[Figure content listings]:

┌────────

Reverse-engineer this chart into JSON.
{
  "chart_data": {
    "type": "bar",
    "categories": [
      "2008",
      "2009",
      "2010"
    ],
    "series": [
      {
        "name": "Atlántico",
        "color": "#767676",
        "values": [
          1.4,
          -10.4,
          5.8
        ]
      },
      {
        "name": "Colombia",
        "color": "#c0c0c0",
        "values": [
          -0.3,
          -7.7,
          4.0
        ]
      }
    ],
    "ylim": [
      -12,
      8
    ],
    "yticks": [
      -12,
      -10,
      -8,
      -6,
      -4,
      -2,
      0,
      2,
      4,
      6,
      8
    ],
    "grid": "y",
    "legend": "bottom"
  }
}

└────────
┌────────

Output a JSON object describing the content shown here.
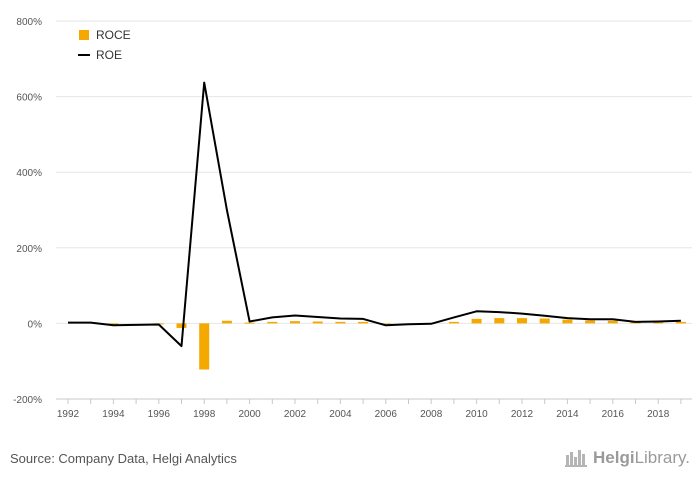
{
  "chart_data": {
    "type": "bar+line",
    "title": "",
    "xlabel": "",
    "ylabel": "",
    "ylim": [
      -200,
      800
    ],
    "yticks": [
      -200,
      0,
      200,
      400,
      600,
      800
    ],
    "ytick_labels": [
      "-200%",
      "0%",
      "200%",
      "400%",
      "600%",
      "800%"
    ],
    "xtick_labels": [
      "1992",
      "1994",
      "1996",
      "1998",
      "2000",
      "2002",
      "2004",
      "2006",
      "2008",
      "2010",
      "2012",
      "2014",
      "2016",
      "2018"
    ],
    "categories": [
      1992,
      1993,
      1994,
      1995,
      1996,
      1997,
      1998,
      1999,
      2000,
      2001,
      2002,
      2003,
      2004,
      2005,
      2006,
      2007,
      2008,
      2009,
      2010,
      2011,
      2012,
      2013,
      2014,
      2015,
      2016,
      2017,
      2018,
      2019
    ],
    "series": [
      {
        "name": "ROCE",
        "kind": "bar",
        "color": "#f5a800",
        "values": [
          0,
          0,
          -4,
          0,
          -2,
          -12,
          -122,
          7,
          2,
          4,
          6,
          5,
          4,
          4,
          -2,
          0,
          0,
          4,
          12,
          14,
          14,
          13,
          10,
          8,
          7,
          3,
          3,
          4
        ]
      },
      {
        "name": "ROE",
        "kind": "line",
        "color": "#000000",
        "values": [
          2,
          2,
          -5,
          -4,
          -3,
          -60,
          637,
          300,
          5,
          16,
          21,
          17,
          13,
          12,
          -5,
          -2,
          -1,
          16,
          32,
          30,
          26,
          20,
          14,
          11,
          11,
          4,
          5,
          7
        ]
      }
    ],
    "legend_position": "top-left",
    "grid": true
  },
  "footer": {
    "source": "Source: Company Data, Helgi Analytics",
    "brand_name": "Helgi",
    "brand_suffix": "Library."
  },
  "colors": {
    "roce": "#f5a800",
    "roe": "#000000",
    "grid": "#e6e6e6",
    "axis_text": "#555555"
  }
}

└────────
┌────────

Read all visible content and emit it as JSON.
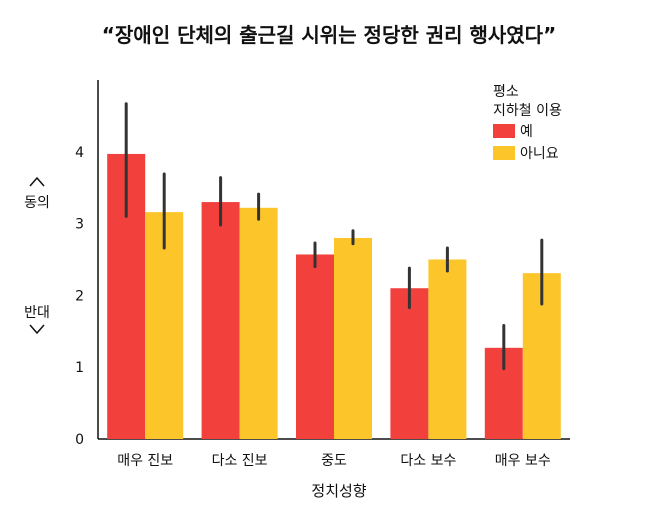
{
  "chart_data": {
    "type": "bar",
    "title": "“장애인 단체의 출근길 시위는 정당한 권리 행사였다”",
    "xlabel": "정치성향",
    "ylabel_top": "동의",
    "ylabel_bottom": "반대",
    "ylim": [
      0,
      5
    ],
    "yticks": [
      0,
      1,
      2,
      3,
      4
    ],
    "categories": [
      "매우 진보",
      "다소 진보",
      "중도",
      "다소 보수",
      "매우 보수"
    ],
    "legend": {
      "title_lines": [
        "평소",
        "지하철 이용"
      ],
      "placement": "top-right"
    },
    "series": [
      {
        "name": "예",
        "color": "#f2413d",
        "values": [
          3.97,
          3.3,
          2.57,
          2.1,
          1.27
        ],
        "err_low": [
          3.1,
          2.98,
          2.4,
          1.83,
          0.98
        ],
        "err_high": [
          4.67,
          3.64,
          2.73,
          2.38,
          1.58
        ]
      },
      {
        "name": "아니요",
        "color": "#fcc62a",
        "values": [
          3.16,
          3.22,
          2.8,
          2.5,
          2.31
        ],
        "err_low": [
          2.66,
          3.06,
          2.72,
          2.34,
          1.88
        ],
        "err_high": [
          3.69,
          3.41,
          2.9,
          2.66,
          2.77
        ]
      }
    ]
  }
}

└────────

Pick each line holding the word "Helgi" out of the listing.

[ANSWER TO THIS EXERCISE]:
    "source": "Source: Company Data, Helgi Analytics",
    "brand_name": "Helgi",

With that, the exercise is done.